What to produce: Note each line of the listing that contains the string "dazu", and copy it.

Record excerpts:

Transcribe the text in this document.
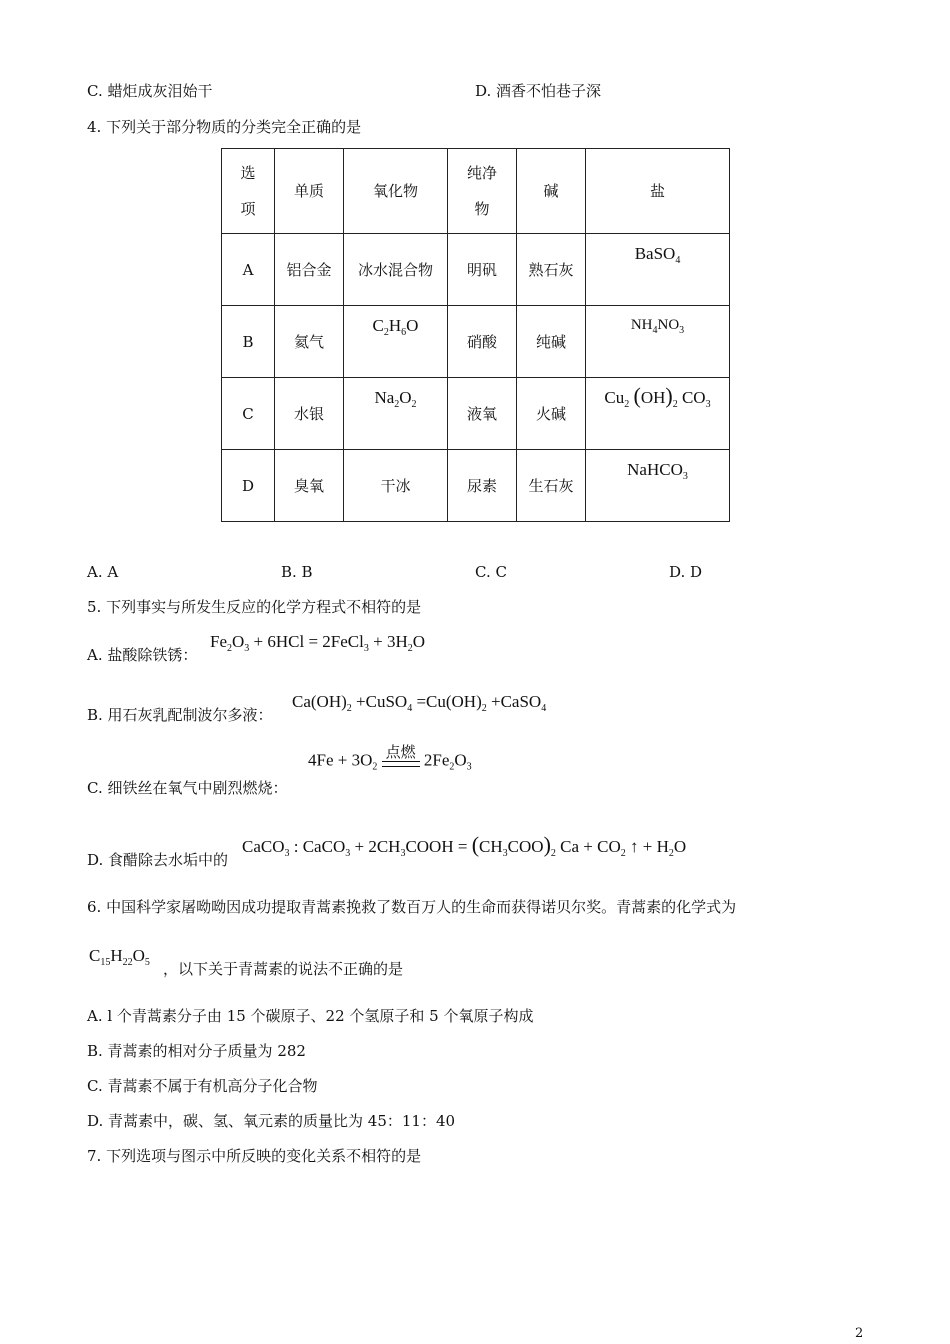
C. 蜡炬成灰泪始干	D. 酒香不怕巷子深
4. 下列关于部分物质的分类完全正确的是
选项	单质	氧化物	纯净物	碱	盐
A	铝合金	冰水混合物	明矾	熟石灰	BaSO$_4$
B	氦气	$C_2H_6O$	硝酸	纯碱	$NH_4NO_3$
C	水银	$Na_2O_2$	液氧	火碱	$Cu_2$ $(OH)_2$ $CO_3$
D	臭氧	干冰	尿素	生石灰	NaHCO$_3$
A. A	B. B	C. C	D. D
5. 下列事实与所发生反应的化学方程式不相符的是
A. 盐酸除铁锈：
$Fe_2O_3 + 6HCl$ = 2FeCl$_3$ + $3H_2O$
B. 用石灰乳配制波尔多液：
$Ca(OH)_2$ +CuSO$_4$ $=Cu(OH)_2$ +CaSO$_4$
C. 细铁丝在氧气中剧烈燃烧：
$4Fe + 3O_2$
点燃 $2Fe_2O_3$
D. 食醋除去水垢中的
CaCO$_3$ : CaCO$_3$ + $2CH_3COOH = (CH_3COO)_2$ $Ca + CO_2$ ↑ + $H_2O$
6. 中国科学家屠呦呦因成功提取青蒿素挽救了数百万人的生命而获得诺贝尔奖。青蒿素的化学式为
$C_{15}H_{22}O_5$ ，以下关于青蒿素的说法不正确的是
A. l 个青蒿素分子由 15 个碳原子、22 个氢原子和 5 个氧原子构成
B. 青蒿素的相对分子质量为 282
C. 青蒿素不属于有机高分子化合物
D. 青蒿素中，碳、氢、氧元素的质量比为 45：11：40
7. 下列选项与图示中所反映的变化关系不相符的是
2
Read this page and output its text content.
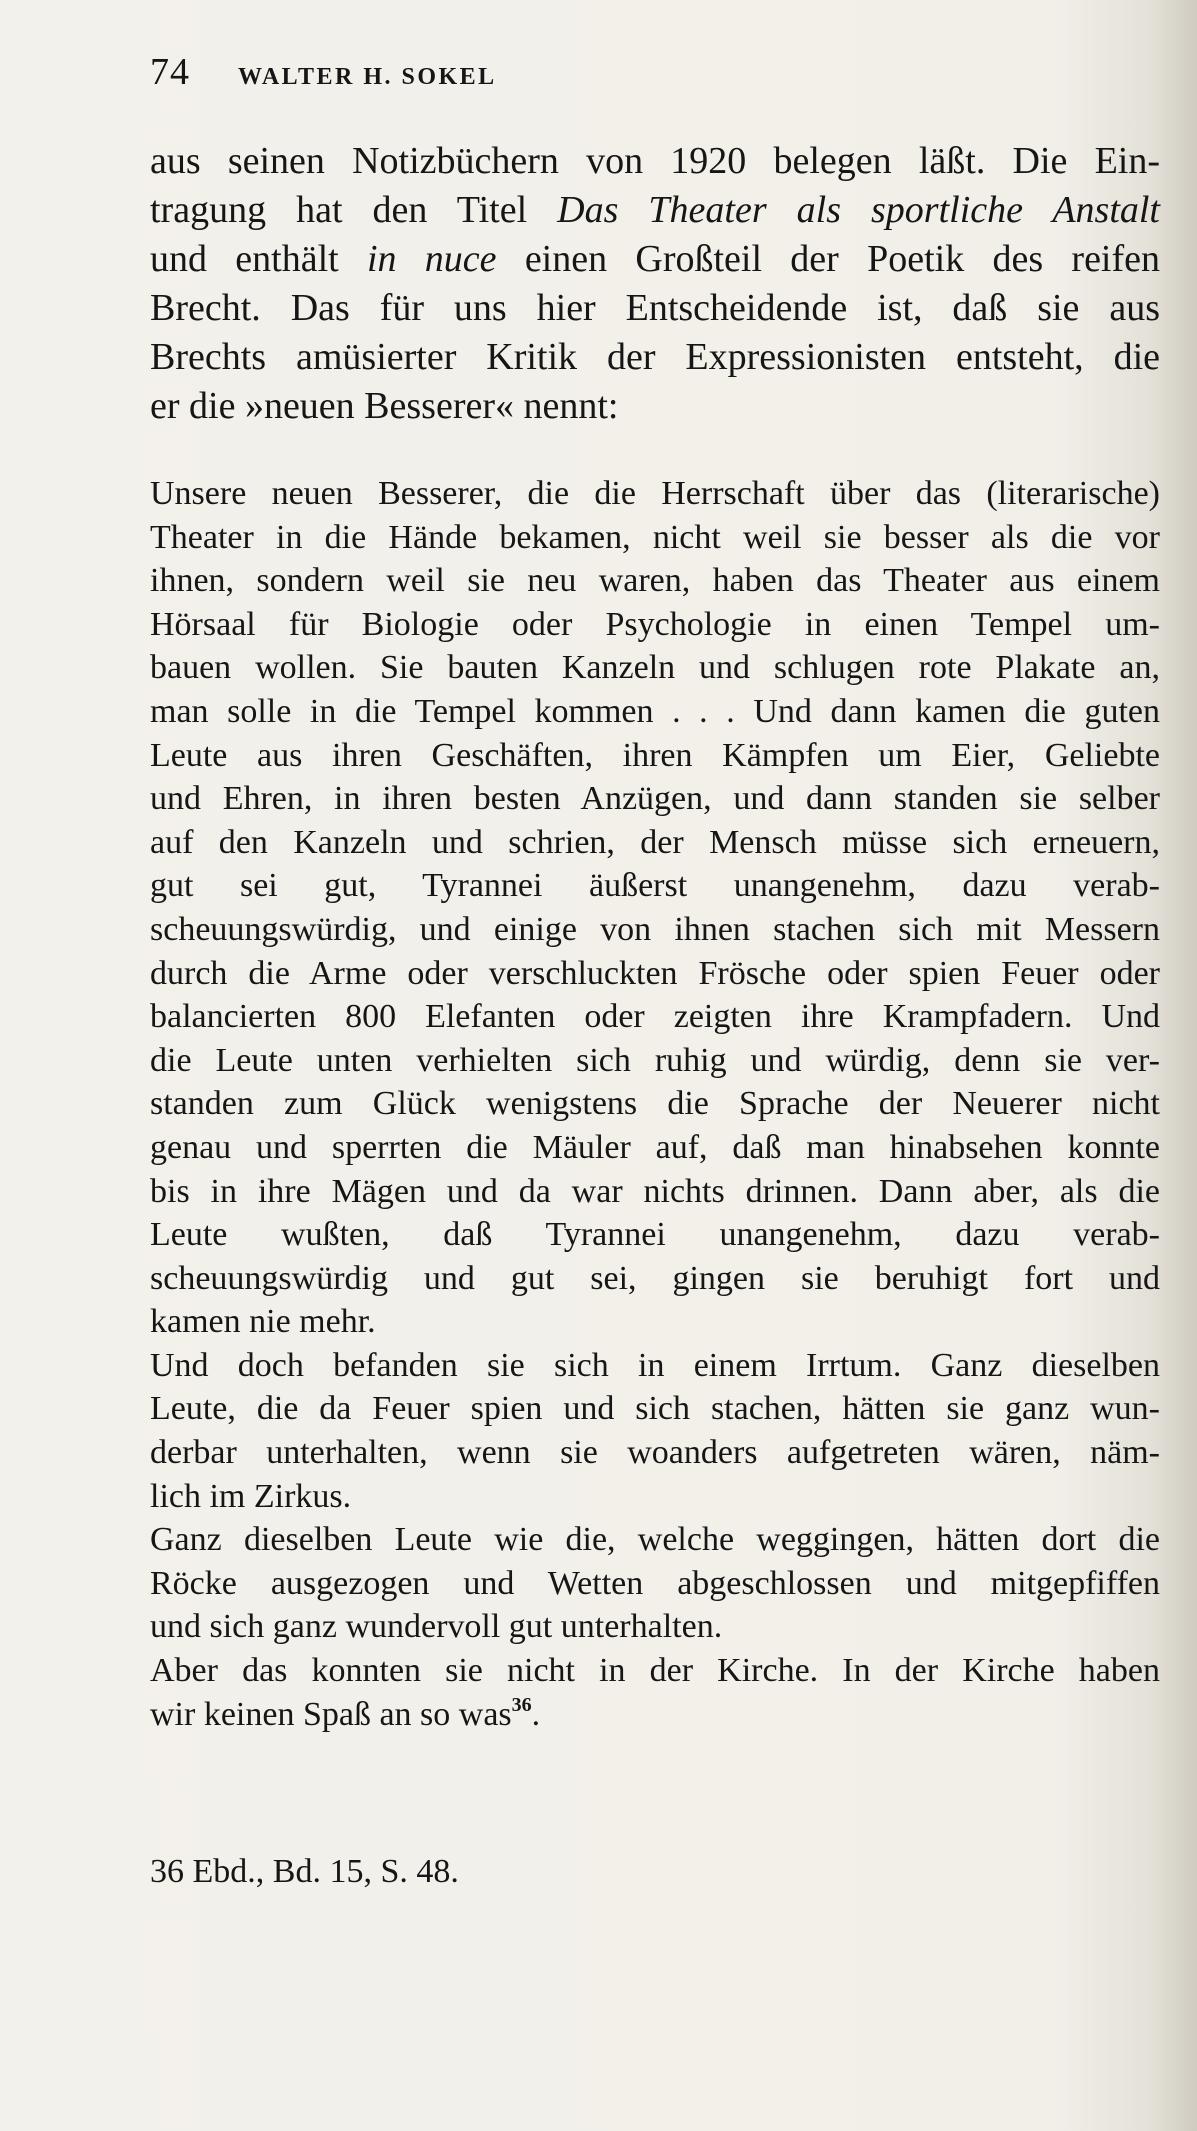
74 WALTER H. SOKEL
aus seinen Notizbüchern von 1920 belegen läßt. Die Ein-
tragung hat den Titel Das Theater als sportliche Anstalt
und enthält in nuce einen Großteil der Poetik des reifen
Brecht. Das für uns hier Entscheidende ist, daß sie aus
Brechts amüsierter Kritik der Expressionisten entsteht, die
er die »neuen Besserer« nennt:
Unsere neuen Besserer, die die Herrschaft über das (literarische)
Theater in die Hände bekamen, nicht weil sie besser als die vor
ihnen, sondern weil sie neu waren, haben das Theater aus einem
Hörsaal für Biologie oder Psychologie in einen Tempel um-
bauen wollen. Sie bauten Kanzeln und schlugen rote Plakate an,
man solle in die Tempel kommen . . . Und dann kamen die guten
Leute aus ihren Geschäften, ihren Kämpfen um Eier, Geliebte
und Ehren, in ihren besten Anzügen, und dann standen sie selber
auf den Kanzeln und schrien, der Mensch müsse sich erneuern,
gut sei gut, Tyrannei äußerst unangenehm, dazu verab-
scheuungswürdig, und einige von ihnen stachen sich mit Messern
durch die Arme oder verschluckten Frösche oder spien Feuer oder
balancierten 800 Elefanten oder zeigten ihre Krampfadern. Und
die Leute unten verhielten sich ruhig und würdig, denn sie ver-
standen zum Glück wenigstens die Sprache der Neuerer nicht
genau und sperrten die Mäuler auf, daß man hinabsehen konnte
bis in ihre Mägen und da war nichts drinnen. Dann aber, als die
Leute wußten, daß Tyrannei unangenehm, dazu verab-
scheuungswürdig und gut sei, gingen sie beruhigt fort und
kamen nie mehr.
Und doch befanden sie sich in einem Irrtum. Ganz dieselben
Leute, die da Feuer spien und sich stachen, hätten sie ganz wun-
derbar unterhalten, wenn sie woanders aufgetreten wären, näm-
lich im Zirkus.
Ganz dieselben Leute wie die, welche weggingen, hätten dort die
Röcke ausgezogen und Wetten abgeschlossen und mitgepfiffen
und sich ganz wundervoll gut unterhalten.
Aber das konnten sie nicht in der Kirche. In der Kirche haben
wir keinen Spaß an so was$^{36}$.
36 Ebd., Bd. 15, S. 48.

Answer in full:
gut sei gut, Tyrannei äußerst unangenehm, dazu verab-
Leute wußten, daß Tyrannei unangenehm, dazu verab-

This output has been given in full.